[Stored dataset items]

++++

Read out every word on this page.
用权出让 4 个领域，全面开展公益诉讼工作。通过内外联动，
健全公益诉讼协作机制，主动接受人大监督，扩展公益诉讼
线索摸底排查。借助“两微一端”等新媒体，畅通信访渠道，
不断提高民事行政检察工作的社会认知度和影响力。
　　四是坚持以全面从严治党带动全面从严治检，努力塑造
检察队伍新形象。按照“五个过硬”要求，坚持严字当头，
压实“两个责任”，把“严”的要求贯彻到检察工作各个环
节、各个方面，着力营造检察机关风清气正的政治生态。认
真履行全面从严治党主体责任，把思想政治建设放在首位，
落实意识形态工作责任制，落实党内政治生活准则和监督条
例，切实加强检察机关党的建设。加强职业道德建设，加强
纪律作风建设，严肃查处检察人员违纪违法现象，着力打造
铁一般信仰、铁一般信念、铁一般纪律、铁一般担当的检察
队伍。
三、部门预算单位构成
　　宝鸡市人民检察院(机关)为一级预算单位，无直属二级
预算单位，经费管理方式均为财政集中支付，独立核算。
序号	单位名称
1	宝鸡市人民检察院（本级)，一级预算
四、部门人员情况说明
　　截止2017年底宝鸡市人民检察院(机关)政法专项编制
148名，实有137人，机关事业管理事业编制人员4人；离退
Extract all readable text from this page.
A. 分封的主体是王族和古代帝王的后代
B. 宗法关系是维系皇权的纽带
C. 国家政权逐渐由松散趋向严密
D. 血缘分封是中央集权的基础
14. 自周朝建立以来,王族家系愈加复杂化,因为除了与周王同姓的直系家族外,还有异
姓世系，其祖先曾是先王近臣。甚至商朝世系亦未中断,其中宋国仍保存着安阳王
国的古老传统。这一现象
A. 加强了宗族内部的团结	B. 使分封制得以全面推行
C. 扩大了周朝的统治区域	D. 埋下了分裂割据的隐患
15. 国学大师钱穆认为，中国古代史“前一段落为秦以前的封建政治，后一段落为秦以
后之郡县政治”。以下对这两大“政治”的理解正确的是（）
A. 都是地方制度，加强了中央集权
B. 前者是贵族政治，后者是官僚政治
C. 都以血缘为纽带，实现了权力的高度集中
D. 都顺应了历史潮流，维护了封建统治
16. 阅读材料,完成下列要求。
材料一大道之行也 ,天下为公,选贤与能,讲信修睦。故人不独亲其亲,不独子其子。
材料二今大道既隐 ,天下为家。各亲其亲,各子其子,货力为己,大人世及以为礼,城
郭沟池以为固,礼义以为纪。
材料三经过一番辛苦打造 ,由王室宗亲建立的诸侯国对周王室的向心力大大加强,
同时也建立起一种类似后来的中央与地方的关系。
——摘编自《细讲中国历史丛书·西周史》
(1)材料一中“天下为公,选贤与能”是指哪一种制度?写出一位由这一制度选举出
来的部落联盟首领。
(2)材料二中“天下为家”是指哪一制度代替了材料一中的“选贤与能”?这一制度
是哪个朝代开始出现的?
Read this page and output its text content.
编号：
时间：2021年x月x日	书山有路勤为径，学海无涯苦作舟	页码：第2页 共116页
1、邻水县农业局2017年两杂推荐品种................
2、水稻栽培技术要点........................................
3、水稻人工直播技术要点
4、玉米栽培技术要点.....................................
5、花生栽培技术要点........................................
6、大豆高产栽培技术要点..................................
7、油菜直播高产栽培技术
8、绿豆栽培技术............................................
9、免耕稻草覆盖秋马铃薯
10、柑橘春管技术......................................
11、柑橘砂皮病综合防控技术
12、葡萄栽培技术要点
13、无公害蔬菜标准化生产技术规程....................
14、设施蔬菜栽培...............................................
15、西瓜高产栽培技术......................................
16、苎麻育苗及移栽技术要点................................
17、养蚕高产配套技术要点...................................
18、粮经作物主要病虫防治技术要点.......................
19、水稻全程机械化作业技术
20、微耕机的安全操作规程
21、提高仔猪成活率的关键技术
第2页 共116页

++++

*WHAT YOU ARE ASKED TO DO:* Extract every line from the one with "Extract all readable text from this page." down to the final line above, both included, exactly as written.

*RESPONSE TO THIS TASK:*
Extract all readable text from this page.
A. 分封的主体是王族和古代帝王的后代
B. 宗法关系是维系皇权的纽带
C. 国家政权逐渐由松散趋向严密
D. 血缘分封是中央集权的基础
14. 自周朝建立以来,王族家系愈加复杂化,因为除了与周王同姓的直系家族外,还有异
姓世系，其祖先曾是先王近臣。甚至商朝世系亦未中断,其中宋国仍保存着安阳王
国的古老传统。这一现象
A. 加强了宗族内部的团结	B. 使分封制得以全面推行
C. 扩大了周朝的统治区域	D. 埋下了分裂割据的隐患
15. 国学大师钱穆认为，中国古代史“前一段落为秦以前的封建政治，后一段落为秦以
后之郡县政治”。以下对这两大“政治”的理解正确的是（）
A. 都是地方制度，加强了中央集权
B. 前者是贵族政治，后者是官僚政治
C. 都以血缘为纽带，实现了权力的高度集中
D. 都顺应了历史潮流，维护了封建统治
16. 阅读材料,完成下列要求。
材料一大道之行也 ,天下为公,选贤与能,讲信修睦。故人不独亲其亲,不独子其子。
材料二今大道既隐 ,天下为家。各亲其亲,各子其子,货力为己,大人世及以为礼,城
郭沟池以为固,礼义以为纪。
材料三经过一番辛苦打造 ,由王室宗亲建立的诸侯国对周王室的向心力大大加强,
同时也建立起一种类似后来的中央与地方的关系。
——摘编自《细讲中国历史丛书·西周史》
(1)材料一中“天下为公,选贤与能”是指哪一种制度?写出一位由这一制度选举出
来的部落联盟首领。
(2)材料二中“天下为家”是指哪一制度代替了材料一中的“选贤与能”?这一制度
是哪个朝代开始出现的?
Read this page and output its text content.
编号：
时间：2021年x月x日	书山有路勤为径，学海无涯苦作舟	页码：第2页 共116页
1、邻水县农业局2017年两杂推荐品种................
2、水稻栽培技术要点........................................
3、水稻人工直播技术要点
4、玉米栽培技术要点.....................................
5、花生栽培技术要点........................................
6、大豆高产栽培技术要点..................................
7、油菜直播高产栽培技术
8、绿豆栽培技术............................................
9、免耕稻草覆盖秋马铃薯
10、柑橘春管技术......................................
11、柑橘砂皮病综合防控技术
12、葡萄栽培技术要点
13、无公害蔬菜标准化生产技术规程....................
14、设施蔬菜栽培...............................................
15、西瓜高产栽培技术......................................
16、苎麻育苗及移栽技术要点................................
17、养蚕高产配套技术要点...................................
18、粮经作物主要病虫防治技术要点.......................
19、水稻全程机械化作业技术
20、微耕机的安全操作规程
21、提高仔猪成活率的关键技术
第2页 共116页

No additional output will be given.